### Required task:
Copy each line of the data below with the word "this".

### Records shown:
--- Begin ---
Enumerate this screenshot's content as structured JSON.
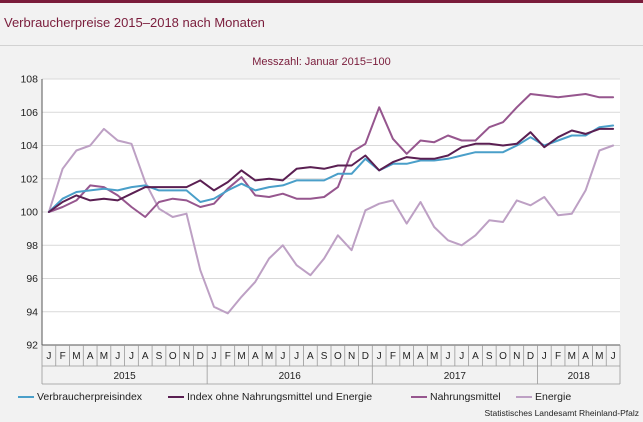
{
  "title": "Verbraucherpreise 2015–2018 nach Monaten",
  "source": "Statistisches Landesamt Rheinland-Pfalz",
  "colors": {
    "title": "#7a1c3b",
    "vpi": "#4a9fc9",
    "ohne": "#5a1f52",
    "nahrung": "#96568e",
    "energie": "#bda0c4"
  },
  "chart_data": {
    "type": "line",
    "title": "",
    "subtitle": "Messzahl: Januar 2015=100",
    "xlabel": "",
    "ylabel": "",
    "ylim": [
      92,
      108
    ],
    "yticks": [
      "92",
      "94",
      "96",
      "98",
      "100",
      "102",
      "104",
      "106",
      "108"
    ],
    "grid": true,
    "legend_position": "bottom",
    "months": [
      "J",
      "F",
      "M",
      "A",
      "M",
      "J",
      "J",
      "A",
      "S",
      "O",
      "N",
      "D",
      "J",
      "F",
      "M",
      "A",
      "M",
      "J",
      "J",
      "A",
      "S",
      "O",
      "N",
      "D",
      "J",
      "F",
      "M",
      "A",
      "M",
      "J",
      "J",
      "A",
      "S",
      "O",
      "N",
      "D",
      "J",
      "F",
      "M",
      "A",
      "M",
      "J"
    ],
    "years": [
      {
        "label": "2015",
        "months": 12
      },
      {
        "label": "2016",
        "months": 12
      },
      {
        "label": "2017",
        "months": 12
      },
      {
        "label": "2018",
        "months": 6
      }
    ],
    "series": [
      {
        "name": "Energie",
        "key": "energie",
        "values": [
          100.0,
          102.6,
          103.7,
          104.0,
          105.0,
          104.3,
          104.1,
          101.8,
          100.2,
          99.7,
          99.9,
          96.5,
          94.3,
          93.9,
          94.9,
          95.8,
          97.2,
          98.0,
          96.8,
          96.2,
          97.2,
          98.6,
          97.7,
          100.1,
          100.5,
          100.7,
          99.3,
          100.6,
          99.1,
          98.3,
          98.0,
          98.6,
          99.5,
          99.4,
          100.7,
          100.4,
          100.9,
          99.8,
          99.9,
          101.3,
          103.7,
          104.0
        ]
      },
      {
        "name": "Nahrungsmittel",
        "key": "nahrung",
        "values": [
          100.0,
          100.3,
          100.7,
          101.6,
          101.5,
          101.0,
          100.3,
          99.7,
          100.6,
          100.8,
          100.7,
          100.3,
          100.5,
          101.4,
          102.1,
          101.0,
          100.9,
          101.1,
          100.8,
          100.8,
          100.9,
          101.5,
          103.6,
          104.1,
          106.3,
          104.4,
          103.5,
          104.3,
          104.2,
          104.6,
          104.3,
          104.3,
          105.1,
          105.4,
          106.3,
          107.1,
          107.0,
          106.9,
          107.0,
          107.1,
          106.9,
          106.9
        ]
      },
      {
        "name": "Verbraucherpreisindex",
        "key": "vpi",
        "values": [
          100.0,
          100.8,
          101.2,
          101.3,
          101.4,
          101.3,
          101.5,
          101.6,
          101.3,
          101.3,
          101.3,
          100.6,
          100.8,
          101.3,
          101.7,
          101.3,
          101.5,
          101.6,
          101.9,
          101.9,
          101.9,
          102.3,
          102.3,
          103.2,
          102.5,
          102.9,
          102.9,
          103.1,
          103.1,
          103.2,
          103.4,
          103.6,
          103.6,
          103.6,
          104.0,
          104.5,
          104.0,
          104.3,
          104.6,
          104.6,
          105.1,
          105.2
        ]
      },
      {
        "name": "Index ohne Nahrungsmittel und Energie",
        "key": "ohne",
        "values": [
          100.0,
          100.6,
          101.0,
          100.7,
          100.8,
          100.7,
          101.1,
          101.5,
          101.5,
          101.5,
          101.5,
          101.9,
          101.3,
          101.8,
          102.5,
          101.9,
          102.0,
          101.9,
          102.6,
          102.7,
          102.6,
          102.8,
          102.8,
          103.4,
          102.5,
          103.0,
          103.3,
          103.2,
          103.2,
          103.4,
          103.9,
          104.1,
          104.1,
          104.0,
          104.1,
          104.8,
          103.9,
          104.5,
          104.9,
          104.7,
          105.0,
          105.0
        ]
      }
    ],
    "legend": [
      {
        "key": "vpi",
        "label": "Verbraucherpreisindex"
      },
      {
        "key": "ohne",
        "label": "Index ohne Nahrungsmittel und Energie"
      },
      {
        "key": "nahrung",
        "label": "Nahrungsmittel"
      },
      {
        "key": "energie",
        "label": "Energie"
      }
    ]
  }
}
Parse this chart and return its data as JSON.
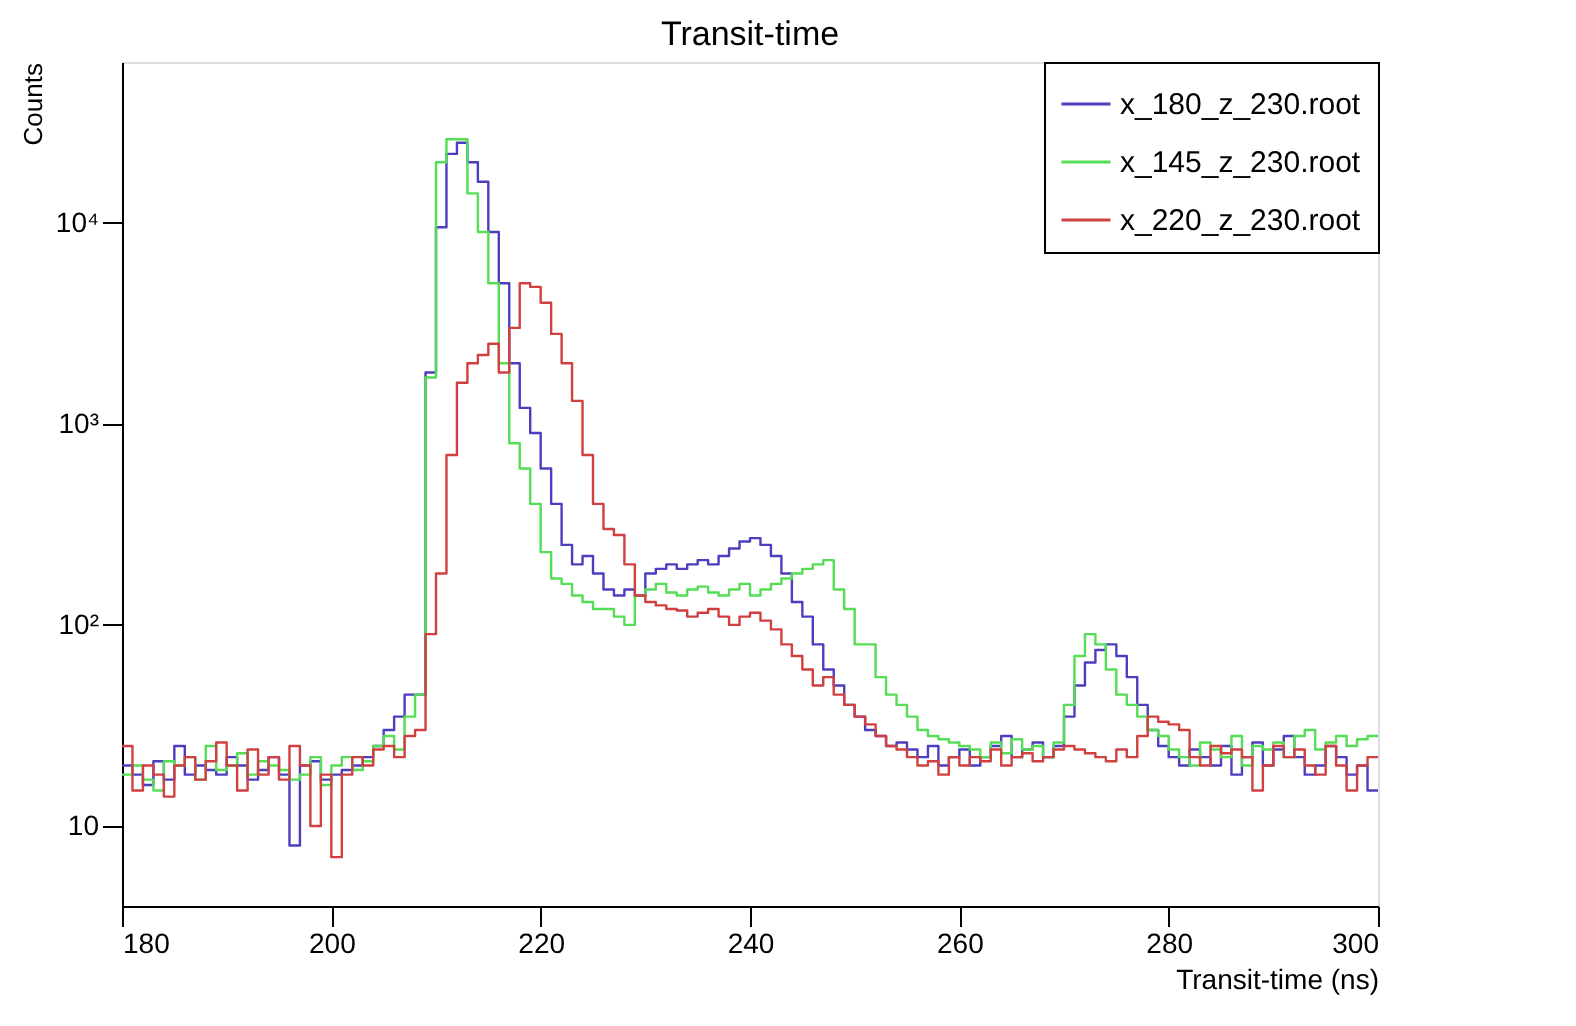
{
  "chart_data": {
    "type": "histogram",
    "title": "Transit-time",
    "xlabel": "Transit-time (ns)",
    "ylabel": "Counts",
    "bins": [
      180,
      181,
      182,
      183,
      184,
      185,
      186,
      187,
      188,
      189,
      190,
      191,
      192,
      193,
      194,
      195,
      196,
      197,
      198,
      199,
      200,
      201,
      202,
      203,
      204,
      205,
      206,
      207,
      208,
      209,
      210,
      211,
      212,
      213,
      214,
      215,
      216,
      217,
      218,
      219,
      220,
      221,
      222,
      223,
      224,
      225,
      226,
      227,
      228,
      229,
      230,
      231,
      232,
      233,
      234,
      235,
      236,
      237,
      238,
      239,
      240,
      241,
      242,
      243,
      244,
      245,
      246,
      247,
      248,
      249,
      250,
      251,
      252,
      253,
      254,
      255,
      256,
      257,
      258,
      259,
      260,
      261,
      262,
      263,
      264,
      265,
      266,
      267,
      268,
      269,
      270,
      271,
      272,
      273,
      274,
      275,
      276,
      277,
      278,
      279,
      280,
      281,
      282,
      283,
      284,
      285,
      286,
      287,
      288,
      289,
      290,
      291,
      292,
      293,
      294,
      295,
      296,
      297,
      298,
      299,
      300
    ],
    "series": [
      {
        "name": "x_180_z_230.root",
        "color": "#4b3fbf",
        "values": [
          20,
          18,
          16,
          21,
          17,
          25,
          18,
          20,
          19,
          18,
          22,
          20,
          17,
          19,
          22,
          18,
          8,
          20,
          21,
          17,
          18,
          19,
          20,
          22,
          25,
          30,
          35,
          45,
          45,
          1800,
          9500,
          22000,
          25000,
          20000,
          16000,
          9000,
          5000,
          2000,
          1200,
          900,
          600,
          400,
          250,
          200,
          220,
          180,
          150,
          140,
          150,
          140,
          180,
          190,
          200,
          190,
          200,
          210,
          200,
          220,
          240,
          260,
          270,
          250,
          220,
          180,
          130,
          110,
          80,
          60,
          50,
          40,
          35,
          30,
          28,
          25,
          26,
          24,
          22,
          25,
          20,
          22,
          24,
          20,
          22,
          25,
          28,
          22,
          24,
          26,
          22,
          25,
          35,
          50,
          65,
          75,
          80,
          70,
          55,
          40,
          30,
          25,
          22,
          20,
          24,
          22,
          20,
          25,
          18,
          22,
          26,
          20,
          24,
          28,
          22,
          18,
          20,
          25,
          22,
          18,
          20,
          15
        ]
      },
      {
        "name": "x_145_z_230.root",
        "color": "#55dd55",
        "values": [
          18,
          20,
          17,
          15,
          21,
          20,
          22,
          17,
          25,
          19,
          20,
          23,
          18,
          21,
          20,
          19,
          17,
          18,
          22,
          16,
          20,
          22,
          19,
          21,
          25,
          28,
          24,
          35,
          45,
          1700,
          20000,
          26000,
          26000,
          14000,
          9000,
          5000,
          2000,
          800,
          600,
          400,
          230,
          170,
          160,
          140,
          130,
          120,
          120,
          110,
          100,
          140,
          150,
          160,
          145,
          140,
          150,
          155,
          145,
          140,
          150,
          160,
          140,
          150,
          160,
          170,
          180,
          190,
          200,
          210,
          150,
          120,
          80,
          80,
          55,
          45,
          40,
          35,
          30,
          28,
          27,
          26,
          25,
          24,
          22,
          26,
          23,
          27,
          24,
          25,
          22,
          26,
          40,
          70,
          90,
          80,
          60,
          45,
          40,
          35,
          30,
          28,
          24,
          22,
          20,
          26,
          24,
          22,
          28,
          20,
          25,
          24,
          26,
          22,
          28,
          30,
          24,
          26,
          28,
          25,
          27,
          28
        ]
      },
      {
        "name": "x_220_z_230.root",
        "color": "#d04040",
        "values": [
          25,
          15,
          20,
          18,
          14,
          20,
          22,
          17,
          21,
          26,
          20,
          15,
          24,
          18,
          22,
          17,
          25,
          20,
          10,
          18,
          7,
          18,
          22,
          20,
          24,
          25,
          22,
          28,
          30,
          90,
          180,
          700,
          1600,
          2000,
          2200,
          2500,
          1800,
          3000,
          5000,
          4800,
          4000,
          2800,
          2000,
          1300,
          700,
          400,
          300,
          280,
          200,
          140,
          130,
          125,
          120,
          118,
          110,
          115,
          120,
          110,
          100,
          110,
          115,
          105,
          95,
          80,
          70,
          60,
          50,
          55,
          45,
          40,
          35,
          32,
          28,
          25,
          24,
          22,
          20,
          21,
          18,
          22,
          20,
          22,
          21,
          24,
          20,
          22,
          23,
          21,
          22,
          24,
          25,
          24,
          23,
          22,
          21,
          24,
          22,
          28,
          35,
          33,
          32,
          30,
          22,
          20,
          25,
          23,
          24,
          22,
          15,
          20,
          25,
          22,
          24,
          20,
          18,
          25,
          20,
          15,
          20,
          22
        ]
      }
    ],
    "xlim": [
      180,
      300
    ],
    "xticks": [
      180,
      200,
      220,
      240,
      260,
      280,
      300
    ],
    "log": "y",
    "ylim": [
      4,
      63000
    ],
    "yticks": [
      10,
      {
        "value": 100,
        "label": "10²"
      },
      {
        "value": 1000,
        "label": "10³"
      },
      {
        "value": 10000,
        "label": "10⁴"
      }
    ],
    "legend": "top right",
    "grid": false
  }
}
--- End ---
### Correct result:
Enumerate this screenshot's content as structured JSON.
Parse this chart and return its data as JSON.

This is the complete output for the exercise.